Data excerpts
::::
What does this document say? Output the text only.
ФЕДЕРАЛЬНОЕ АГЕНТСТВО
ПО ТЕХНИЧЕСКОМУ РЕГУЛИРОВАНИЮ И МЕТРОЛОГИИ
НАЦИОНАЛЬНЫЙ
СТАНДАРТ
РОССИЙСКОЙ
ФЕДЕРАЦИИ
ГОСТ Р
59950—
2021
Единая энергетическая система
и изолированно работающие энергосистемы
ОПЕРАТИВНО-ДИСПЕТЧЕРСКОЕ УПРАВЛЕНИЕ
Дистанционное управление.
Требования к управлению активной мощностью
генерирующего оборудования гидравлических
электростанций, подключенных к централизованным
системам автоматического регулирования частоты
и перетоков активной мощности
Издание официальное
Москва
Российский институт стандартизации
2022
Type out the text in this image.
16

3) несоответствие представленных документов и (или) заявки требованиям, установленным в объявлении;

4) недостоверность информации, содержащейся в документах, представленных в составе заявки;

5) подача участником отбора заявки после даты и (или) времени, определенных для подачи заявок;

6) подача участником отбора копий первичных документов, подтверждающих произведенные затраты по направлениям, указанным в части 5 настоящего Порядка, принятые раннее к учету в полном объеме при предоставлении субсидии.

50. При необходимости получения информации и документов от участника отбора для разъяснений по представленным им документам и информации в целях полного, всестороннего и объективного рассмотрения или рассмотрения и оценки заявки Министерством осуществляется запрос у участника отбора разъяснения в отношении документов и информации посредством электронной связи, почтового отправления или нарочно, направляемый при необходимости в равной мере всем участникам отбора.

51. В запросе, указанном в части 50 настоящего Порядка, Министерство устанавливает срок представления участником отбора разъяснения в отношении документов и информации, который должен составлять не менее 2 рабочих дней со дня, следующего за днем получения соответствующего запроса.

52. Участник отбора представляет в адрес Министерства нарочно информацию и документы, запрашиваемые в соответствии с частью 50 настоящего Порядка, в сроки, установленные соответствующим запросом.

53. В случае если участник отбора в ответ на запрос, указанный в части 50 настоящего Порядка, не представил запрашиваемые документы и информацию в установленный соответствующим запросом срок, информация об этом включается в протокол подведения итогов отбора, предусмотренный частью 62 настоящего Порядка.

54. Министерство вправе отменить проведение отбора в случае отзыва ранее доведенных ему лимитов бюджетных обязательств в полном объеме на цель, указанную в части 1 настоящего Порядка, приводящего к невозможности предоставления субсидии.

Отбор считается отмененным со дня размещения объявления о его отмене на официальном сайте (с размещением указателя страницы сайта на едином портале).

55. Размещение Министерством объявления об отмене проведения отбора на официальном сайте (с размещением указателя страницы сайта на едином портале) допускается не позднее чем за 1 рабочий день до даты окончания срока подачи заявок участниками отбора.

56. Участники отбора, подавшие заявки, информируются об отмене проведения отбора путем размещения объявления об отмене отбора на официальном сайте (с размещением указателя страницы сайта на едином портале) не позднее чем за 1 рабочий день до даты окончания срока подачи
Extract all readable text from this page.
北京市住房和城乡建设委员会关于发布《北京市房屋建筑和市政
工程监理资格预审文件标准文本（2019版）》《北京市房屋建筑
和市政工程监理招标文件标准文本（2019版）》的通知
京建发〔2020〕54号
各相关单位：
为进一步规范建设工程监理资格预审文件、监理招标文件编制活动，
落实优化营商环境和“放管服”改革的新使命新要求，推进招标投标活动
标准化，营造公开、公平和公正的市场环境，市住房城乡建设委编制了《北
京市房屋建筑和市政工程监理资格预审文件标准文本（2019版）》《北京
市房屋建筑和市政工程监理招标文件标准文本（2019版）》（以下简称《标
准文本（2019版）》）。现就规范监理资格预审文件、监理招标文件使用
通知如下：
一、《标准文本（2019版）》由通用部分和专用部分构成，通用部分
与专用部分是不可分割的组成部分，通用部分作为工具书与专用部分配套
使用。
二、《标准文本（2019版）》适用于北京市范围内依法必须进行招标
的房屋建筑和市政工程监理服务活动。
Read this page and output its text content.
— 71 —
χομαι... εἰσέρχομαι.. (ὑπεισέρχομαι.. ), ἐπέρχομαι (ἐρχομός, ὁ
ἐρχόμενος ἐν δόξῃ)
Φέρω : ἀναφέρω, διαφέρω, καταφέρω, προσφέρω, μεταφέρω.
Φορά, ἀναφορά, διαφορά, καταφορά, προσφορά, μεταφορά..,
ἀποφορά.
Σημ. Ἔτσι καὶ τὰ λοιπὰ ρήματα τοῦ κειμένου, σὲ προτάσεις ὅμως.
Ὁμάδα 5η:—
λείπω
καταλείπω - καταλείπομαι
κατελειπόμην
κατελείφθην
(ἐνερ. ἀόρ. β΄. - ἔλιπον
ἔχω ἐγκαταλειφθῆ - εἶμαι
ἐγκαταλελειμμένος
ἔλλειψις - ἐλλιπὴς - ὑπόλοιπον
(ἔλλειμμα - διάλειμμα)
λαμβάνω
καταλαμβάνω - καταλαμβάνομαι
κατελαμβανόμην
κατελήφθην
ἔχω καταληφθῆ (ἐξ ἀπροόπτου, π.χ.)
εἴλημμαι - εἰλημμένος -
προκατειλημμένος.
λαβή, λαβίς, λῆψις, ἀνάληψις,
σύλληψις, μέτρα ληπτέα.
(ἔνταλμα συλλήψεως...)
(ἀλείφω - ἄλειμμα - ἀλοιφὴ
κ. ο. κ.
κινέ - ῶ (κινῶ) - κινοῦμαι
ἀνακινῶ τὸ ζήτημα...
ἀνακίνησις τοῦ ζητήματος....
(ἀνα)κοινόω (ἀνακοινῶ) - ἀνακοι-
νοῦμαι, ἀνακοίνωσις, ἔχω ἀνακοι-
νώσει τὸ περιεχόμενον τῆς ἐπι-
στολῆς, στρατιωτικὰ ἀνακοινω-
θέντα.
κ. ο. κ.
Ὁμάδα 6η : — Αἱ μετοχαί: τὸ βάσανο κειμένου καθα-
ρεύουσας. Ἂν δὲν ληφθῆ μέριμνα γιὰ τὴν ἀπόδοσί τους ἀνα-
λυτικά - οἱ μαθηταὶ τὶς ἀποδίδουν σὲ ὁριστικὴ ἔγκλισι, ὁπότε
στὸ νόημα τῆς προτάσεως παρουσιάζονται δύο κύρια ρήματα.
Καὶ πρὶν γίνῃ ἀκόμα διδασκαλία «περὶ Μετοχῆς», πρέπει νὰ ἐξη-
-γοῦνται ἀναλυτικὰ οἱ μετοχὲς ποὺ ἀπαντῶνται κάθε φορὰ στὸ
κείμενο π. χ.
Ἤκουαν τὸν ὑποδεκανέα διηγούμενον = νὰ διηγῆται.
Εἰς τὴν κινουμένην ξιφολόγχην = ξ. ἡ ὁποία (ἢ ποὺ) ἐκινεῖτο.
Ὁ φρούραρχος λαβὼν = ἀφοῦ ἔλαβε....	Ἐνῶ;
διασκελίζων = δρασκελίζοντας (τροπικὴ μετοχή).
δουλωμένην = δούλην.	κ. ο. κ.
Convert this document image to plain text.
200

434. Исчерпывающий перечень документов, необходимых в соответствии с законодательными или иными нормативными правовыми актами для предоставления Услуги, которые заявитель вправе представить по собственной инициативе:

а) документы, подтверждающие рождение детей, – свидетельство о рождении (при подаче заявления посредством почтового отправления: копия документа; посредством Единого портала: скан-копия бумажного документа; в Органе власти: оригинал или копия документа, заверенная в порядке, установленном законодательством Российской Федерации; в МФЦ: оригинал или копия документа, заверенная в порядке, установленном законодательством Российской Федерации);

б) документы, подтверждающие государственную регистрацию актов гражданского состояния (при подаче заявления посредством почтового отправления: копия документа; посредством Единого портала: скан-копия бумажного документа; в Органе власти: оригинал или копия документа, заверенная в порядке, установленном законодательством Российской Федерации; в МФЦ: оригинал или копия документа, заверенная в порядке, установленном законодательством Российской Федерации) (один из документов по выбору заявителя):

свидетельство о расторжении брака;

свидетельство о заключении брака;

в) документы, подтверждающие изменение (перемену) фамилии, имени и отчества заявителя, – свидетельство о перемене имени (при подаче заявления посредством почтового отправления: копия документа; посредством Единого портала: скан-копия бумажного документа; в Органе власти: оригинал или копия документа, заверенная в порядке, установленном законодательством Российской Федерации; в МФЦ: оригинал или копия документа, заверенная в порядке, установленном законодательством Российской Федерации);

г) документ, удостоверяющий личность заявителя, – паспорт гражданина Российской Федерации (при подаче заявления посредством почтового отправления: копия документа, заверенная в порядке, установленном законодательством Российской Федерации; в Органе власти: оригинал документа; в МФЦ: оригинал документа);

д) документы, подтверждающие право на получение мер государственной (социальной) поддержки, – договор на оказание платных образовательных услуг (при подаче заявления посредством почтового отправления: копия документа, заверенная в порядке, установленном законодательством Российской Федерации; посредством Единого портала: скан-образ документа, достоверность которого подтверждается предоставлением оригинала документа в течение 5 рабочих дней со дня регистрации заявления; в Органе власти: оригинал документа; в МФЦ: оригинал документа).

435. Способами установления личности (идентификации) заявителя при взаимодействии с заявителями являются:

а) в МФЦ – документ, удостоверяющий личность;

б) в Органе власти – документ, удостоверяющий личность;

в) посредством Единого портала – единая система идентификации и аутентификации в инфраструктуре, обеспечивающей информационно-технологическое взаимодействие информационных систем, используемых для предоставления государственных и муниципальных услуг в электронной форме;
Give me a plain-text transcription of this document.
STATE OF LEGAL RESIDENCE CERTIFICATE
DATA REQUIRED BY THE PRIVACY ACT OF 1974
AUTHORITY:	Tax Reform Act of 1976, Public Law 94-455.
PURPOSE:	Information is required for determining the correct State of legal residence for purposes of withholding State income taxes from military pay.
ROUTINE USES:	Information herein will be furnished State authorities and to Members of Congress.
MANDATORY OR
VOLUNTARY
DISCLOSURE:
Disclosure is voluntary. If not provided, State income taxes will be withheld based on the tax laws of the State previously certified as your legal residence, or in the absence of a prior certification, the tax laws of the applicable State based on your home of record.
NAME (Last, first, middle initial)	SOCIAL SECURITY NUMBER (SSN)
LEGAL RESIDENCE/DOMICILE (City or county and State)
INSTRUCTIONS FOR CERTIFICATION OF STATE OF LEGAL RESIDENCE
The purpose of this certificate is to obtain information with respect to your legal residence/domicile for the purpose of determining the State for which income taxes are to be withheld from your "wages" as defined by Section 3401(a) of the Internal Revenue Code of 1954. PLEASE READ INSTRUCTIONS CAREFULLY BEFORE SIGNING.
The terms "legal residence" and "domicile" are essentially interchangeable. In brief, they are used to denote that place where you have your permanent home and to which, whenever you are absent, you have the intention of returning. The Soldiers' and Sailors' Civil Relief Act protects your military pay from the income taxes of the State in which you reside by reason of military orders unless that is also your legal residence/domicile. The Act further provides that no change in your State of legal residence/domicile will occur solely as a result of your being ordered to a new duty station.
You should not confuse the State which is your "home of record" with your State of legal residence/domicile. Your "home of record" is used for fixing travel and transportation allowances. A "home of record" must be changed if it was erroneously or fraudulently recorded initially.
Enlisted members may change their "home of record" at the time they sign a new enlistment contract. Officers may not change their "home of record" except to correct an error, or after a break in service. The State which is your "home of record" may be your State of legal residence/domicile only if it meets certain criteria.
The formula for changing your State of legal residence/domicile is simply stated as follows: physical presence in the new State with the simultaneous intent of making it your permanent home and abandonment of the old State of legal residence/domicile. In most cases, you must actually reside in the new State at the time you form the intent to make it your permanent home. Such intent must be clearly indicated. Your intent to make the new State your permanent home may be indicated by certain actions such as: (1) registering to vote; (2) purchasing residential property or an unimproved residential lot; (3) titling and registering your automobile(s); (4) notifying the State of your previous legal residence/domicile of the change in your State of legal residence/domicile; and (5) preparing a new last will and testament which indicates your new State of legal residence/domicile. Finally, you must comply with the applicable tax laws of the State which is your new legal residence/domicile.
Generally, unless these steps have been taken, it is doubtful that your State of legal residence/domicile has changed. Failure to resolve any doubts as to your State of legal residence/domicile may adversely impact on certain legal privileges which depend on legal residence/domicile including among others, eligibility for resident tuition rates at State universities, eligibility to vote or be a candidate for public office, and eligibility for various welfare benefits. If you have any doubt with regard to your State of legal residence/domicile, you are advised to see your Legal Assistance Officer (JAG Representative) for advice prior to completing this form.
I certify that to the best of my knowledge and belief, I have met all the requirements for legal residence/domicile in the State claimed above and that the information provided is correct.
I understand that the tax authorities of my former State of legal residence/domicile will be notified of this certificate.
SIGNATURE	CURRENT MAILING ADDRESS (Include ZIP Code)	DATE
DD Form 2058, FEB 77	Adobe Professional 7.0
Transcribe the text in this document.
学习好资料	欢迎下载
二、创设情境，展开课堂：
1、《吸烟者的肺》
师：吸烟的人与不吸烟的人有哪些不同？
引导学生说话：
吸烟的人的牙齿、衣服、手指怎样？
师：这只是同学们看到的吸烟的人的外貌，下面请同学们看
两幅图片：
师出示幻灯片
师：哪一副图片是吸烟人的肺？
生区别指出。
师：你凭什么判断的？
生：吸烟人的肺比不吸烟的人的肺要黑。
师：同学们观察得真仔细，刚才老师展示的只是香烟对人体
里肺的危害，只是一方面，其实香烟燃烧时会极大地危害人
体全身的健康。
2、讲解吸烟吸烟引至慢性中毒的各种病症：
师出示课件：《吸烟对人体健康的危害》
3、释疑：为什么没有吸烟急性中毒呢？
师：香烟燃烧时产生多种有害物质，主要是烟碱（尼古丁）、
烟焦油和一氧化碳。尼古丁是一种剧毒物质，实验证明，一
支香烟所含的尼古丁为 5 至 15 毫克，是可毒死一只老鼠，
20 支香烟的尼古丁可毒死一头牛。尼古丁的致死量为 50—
::::
EXERCISE DIRECTIONS: Starting at the line that contains "Transcribe the text in this document.", quote each remaining line of the entries above, unchanged.

FINISHED ANSWER:
Transcribe the text in this document.
学习好资料	欢迎下载
二、创设情境，展开课堂：
1、《吸烟者的肺》
师：吸烟的人与不吸烟的人有哪些不同？
引导学生说话：
吸烟的人的牙齿、衣服、手指怎样？
师：这只是同学们看到的吸烟的人的外貌，下面请同学们看
两幅图片：
师出示幻灯片
师：哪一副图片是吸烟人的肺？
生区别指出。
师：你凭什么判断的？
生：吸烟人的肺比不吸烟的人的肺要黑。
师：同学们观察得真仔细，刚才老师展示的只是香烟对人体
里肺的危害，只是一方面，其实香烟燃烧时会极大地危害人
体全身的健康。
2、讲解吸烟吸烟引至慢性中毒的各种病症：
师出示课件：《吸烟对人体健康的危害》
3、释疑：为什么没有吸烟急性中毒呢？
师：香烟燃烧时产生多种有害物质，主要是烟碱（尼古丁）、
烟焦油和一氧化碳。尼古丁是一种剧毒物质，实验证明，一
支香烟所含的尼古丁为 5 至 15 毫克，是可毒死一只老鼠，
20 支香烟的尼古丁可毒死一头牛。尼古丁的致死量为 50—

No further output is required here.